Instructions for the task:
From the records, pick out and copy each line containing "Distribution".

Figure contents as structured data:
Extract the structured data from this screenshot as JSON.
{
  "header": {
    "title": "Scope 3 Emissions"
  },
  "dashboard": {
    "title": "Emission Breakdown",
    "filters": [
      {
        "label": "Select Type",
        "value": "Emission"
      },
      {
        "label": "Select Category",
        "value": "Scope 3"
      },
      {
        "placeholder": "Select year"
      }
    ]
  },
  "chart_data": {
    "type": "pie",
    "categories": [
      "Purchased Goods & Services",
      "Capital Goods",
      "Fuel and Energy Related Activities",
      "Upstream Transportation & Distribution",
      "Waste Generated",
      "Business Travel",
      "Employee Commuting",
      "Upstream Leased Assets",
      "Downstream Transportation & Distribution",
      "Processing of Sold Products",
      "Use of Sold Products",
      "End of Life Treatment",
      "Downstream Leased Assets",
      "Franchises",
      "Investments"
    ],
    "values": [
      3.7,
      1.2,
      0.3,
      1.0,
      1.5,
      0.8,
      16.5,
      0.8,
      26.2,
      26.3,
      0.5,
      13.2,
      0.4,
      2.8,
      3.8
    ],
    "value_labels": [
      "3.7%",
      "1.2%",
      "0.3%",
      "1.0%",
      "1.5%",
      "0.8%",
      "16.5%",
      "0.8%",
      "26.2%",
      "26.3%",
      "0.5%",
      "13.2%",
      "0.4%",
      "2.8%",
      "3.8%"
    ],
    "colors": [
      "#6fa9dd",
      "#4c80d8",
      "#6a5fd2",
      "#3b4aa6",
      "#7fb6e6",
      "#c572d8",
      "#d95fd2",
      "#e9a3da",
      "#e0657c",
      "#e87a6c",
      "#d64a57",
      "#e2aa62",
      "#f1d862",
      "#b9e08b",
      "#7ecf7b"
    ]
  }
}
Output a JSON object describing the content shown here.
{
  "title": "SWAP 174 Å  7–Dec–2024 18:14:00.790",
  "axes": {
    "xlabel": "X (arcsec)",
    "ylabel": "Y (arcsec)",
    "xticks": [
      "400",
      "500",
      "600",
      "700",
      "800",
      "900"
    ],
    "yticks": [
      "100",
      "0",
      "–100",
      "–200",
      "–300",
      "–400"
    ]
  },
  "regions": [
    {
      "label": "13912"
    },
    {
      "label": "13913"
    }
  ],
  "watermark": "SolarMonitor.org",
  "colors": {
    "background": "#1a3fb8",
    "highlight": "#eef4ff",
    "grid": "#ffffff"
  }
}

Exercise result:
      "Upstream Transportation & Distribution",
      "Downstream Transportation & Distribution",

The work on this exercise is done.